Written request:
Copy each line of the records that contains the word "Control".

Data for this exercise:

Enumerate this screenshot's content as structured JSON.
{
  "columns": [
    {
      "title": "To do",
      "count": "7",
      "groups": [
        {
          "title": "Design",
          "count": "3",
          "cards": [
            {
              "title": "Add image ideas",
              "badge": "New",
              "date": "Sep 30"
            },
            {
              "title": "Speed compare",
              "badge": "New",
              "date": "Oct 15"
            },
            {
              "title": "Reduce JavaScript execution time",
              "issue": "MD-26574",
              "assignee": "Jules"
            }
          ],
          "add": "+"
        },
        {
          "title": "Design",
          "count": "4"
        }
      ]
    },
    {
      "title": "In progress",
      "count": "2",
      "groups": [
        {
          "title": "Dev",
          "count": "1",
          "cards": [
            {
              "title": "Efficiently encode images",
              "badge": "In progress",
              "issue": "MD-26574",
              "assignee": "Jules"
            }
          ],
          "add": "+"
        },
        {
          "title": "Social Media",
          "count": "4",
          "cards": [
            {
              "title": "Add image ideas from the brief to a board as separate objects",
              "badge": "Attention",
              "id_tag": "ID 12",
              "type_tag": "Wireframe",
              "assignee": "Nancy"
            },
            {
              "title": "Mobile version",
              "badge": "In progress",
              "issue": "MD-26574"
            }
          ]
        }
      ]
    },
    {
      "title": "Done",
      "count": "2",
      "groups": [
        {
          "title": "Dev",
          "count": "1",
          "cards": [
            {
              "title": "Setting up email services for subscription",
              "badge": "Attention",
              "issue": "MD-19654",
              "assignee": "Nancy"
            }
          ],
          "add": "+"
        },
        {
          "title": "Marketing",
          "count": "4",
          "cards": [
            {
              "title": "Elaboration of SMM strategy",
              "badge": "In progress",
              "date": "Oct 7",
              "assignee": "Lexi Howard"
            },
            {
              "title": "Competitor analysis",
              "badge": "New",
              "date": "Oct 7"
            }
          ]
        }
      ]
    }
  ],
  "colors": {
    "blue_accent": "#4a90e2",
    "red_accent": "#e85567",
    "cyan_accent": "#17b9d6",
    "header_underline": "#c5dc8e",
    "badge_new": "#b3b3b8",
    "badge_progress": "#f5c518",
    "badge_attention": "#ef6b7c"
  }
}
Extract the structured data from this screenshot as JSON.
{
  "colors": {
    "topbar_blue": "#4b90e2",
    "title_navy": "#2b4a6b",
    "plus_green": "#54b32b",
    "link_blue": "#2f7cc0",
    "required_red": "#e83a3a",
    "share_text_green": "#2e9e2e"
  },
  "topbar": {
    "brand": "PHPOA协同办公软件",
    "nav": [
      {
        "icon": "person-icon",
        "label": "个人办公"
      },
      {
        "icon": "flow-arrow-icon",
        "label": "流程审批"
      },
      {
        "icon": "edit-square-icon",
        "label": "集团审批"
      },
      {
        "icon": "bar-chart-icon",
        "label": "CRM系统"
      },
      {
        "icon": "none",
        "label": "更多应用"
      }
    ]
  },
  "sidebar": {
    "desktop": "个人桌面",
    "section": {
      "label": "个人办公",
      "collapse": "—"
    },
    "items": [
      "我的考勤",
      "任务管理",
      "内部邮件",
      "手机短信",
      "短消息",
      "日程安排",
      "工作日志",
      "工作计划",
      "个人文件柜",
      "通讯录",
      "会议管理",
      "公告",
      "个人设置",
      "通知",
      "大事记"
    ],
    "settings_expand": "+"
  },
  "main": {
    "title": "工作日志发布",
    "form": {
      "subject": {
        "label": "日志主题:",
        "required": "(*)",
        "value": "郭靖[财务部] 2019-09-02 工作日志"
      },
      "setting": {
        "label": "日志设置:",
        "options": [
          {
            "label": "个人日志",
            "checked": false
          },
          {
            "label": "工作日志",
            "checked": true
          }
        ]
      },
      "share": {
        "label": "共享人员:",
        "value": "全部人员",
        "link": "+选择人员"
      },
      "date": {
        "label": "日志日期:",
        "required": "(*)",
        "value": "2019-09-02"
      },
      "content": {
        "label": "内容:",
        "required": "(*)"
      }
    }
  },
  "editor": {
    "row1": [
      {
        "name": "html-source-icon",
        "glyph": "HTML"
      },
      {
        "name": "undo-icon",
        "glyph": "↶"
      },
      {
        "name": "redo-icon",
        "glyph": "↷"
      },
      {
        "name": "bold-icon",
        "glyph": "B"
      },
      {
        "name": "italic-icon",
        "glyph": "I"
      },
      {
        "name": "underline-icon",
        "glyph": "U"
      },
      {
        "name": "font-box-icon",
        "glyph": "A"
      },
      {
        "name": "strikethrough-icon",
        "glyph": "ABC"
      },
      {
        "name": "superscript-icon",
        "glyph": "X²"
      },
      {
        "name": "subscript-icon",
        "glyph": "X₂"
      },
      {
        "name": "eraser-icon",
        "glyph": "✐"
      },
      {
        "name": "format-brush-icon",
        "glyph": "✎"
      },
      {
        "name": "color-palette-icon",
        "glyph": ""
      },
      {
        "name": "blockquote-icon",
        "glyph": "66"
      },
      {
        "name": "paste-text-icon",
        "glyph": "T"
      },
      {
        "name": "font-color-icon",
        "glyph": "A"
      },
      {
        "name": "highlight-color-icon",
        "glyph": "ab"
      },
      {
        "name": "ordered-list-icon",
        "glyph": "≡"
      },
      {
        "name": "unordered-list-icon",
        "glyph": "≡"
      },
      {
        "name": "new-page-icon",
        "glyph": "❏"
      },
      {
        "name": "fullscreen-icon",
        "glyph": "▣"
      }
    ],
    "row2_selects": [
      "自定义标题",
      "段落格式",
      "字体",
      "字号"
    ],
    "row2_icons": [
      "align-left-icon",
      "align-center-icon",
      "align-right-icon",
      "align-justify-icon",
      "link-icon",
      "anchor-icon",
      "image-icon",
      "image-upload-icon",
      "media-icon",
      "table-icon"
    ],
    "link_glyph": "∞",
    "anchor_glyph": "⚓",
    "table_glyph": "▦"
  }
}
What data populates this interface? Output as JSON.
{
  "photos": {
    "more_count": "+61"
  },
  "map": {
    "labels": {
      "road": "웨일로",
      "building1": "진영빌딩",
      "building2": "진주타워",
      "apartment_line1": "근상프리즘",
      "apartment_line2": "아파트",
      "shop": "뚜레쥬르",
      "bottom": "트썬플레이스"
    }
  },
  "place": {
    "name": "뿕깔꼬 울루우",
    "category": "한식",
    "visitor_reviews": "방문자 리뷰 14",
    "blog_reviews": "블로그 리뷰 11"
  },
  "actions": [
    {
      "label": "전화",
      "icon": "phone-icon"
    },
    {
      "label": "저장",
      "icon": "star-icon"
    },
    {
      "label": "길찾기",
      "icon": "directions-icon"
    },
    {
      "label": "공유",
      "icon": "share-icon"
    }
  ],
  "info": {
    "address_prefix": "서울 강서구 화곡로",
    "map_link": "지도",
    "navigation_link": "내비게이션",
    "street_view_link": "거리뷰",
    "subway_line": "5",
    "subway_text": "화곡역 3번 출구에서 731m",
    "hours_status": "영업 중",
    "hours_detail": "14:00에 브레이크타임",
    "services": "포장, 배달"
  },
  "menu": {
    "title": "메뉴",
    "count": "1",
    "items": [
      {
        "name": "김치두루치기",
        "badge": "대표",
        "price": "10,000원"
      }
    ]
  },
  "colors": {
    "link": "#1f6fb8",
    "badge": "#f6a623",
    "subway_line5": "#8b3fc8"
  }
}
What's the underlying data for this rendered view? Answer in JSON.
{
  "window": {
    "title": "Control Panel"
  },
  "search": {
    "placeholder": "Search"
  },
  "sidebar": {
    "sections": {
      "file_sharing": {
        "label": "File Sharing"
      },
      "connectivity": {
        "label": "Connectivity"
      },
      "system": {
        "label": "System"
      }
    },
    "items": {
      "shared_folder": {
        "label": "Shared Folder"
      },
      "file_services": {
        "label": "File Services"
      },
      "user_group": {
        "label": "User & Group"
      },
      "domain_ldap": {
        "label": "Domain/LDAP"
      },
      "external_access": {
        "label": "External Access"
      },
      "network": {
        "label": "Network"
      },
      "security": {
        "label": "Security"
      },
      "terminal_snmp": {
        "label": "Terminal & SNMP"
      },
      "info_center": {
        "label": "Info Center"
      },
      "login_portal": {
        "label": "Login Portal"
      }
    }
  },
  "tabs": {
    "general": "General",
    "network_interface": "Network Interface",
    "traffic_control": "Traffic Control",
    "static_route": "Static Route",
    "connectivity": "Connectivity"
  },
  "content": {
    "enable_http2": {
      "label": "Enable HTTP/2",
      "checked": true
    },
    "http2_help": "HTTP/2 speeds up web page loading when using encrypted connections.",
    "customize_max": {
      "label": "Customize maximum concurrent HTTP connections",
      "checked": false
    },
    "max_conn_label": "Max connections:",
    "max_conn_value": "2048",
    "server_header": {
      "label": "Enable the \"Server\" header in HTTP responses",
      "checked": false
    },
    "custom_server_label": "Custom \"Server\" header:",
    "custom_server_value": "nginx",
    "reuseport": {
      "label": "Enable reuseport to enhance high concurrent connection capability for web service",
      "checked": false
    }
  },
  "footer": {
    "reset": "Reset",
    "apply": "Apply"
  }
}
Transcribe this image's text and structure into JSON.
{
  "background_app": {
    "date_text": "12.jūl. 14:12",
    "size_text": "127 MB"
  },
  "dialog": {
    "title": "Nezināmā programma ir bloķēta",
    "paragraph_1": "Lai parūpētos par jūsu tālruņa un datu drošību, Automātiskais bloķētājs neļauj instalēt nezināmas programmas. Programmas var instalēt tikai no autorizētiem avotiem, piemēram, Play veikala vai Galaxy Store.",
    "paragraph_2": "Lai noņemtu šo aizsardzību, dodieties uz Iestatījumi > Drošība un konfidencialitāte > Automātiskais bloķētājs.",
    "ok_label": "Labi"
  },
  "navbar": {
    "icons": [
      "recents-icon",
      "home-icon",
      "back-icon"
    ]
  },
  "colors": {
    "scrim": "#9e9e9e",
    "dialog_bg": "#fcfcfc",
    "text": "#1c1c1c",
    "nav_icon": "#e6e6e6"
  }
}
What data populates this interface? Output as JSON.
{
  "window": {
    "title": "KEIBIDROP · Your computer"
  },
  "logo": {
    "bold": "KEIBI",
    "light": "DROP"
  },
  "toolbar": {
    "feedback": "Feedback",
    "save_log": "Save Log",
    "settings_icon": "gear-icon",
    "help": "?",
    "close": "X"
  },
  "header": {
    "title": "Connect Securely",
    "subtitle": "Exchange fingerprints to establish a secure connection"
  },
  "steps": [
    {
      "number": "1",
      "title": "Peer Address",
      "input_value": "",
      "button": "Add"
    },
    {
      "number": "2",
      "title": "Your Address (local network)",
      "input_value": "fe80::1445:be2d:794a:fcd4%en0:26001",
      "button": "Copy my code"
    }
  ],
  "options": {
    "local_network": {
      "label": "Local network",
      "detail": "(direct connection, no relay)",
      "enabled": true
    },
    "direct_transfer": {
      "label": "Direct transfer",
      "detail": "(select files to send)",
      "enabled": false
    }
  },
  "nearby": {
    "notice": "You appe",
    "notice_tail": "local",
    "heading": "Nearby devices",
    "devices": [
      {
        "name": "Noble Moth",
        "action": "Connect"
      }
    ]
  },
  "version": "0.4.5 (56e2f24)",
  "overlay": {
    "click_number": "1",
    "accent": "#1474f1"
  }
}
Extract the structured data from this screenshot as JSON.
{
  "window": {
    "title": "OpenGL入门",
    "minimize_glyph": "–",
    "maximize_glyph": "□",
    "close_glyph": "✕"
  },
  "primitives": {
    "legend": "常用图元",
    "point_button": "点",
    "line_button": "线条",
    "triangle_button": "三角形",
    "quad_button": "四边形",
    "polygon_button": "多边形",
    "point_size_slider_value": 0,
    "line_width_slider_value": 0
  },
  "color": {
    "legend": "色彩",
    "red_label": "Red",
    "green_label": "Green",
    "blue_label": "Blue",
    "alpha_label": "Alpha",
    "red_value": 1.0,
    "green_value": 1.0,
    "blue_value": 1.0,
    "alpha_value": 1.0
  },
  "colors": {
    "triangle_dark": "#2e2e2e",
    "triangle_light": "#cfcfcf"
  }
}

Output:
    "title": "Control Panel"
    "traffic_control": "Traffic Control",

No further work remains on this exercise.